» What is expected:
Take the data below and repeat it exactly.

» Records for the task:
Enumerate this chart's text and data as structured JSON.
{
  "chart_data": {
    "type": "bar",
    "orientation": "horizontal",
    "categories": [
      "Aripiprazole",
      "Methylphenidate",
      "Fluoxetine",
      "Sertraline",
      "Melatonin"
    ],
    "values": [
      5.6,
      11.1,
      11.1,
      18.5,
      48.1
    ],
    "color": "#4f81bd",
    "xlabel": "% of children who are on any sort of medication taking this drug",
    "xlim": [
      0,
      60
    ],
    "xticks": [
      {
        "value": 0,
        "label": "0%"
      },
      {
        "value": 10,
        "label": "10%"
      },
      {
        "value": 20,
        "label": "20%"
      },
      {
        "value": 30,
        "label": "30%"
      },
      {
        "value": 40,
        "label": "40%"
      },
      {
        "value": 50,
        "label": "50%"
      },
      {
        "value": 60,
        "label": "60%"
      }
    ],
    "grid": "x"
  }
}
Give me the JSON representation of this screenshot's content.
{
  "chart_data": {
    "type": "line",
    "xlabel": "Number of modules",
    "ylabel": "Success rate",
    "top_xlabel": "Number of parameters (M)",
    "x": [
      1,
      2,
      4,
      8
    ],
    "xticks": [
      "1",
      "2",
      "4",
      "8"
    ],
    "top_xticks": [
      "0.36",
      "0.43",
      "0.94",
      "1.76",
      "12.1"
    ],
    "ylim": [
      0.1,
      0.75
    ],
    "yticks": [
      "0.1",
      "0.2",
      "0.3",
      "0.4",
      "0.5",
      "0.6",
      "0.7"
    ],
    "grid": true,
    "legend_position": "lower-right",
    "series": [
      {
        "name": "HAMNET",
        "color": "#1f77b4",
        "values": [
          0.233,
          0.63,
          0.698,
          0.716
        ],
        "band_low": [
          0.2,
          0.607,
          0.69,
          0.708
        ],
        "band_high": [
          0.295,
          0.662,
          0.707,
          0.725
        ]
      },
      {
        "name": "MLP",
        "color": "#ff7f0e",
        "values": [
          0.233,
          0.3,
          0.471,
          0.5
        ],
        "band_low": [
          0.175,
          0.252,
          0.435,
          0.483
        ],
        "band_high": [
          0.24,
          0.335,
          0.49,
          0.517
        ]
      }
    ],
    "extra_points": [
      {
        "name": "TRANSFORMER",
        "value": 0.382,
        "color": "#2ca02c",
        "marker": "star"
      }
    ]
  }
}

» Task answer:
Enumerate this chart's text and data as structured JSON.
{
  "chart_data": {
    "type": "bar",
    "orientation": "horizontal",
    "categories": [
      "Aripiprazole",
      "Methylphenidate",
      "Fluoxetine",
      "Sertraline",
      "Melatonin"
    ],
    "values": [
      5.6,
      11.1,
      11.1,
      18.5,
      48.1
    ],
    "color": "#4f81bd",
    "xlabel": "% of children who are on any sort of medication taking this drug",
    "xlim": [
      0,
      60
    ],
    "xticks": [
      {
        "value": 0,
        "label": "0%"
      },
      {
        "value": 10,
        "label": "10%"
      },
      {
        "value": 20,
        "label": "20%"
      },
      {
        "value": 30,
        "label": "30%"
      },
      {
        "value": 40,
        "label": "40%"
      },
      {
        "value": 50,
        "label": "50%"
      },
      {
        "value": 60,
        "label": "60%"
      }
    ],
    "grid": "x"
  }
}
Give me the JSON representation of this screenshot's content.
{
  "chart_data": {
    "type": "line",
    "xlabel": "Number of modules",
    "ylabel": "Success rate",
    "top_xlabel": "Number of parameters (M)",
    "x": [
      1,
      2,
      4,
      8
    ],
    "xticks": [
      "1",
      "2",
      "4",
      "8"
    ],
    "top_xticks": [
      "0.36",
      "0.43",
      "0.94",
      "1.76",
      "12.1"
    ],
    "ylim": [
      0.1,
      0.75
    ],
    "yticks": [
      "0.1",
      "0.2",
      "0.3",
      "0.4",
      "0.5",
      "0.6",
      "0.7"
    ],
    "grid": true,
    "legend_position": "lower-right",
    "series": [
      {
        "name": "HAMNET",
        "color": "#1f77b4",
        "values": [
          0.233,
          0.63,
          0.698,
          0.716
        ],
        "band_low": [
          0.2,
          0.607,
          0.69,
          0.708
        ],
        "band_high": [
          0.295,
          0.662,
          0.707,
          0.725
        ]
      },
      {
        "name": "MLP",
        "color": "#ff7f0e",
        "values": [
          0.233,
          0.3,
          0.471,
          0.5
        ],
        "band_low": [
          0.175,
          0.252,
          0.435,
          0.483
        ],
        "band_high": [
          0.24,
          0.335,
          0.49,
          0.517
        ]
      }
    ],
    "extra_points": [
      {
        "name": "TRANSFORMER",
        "value": 0.382,
        "color": "#2ca02c",
        "marker": "star"
      }
    ]
  }
}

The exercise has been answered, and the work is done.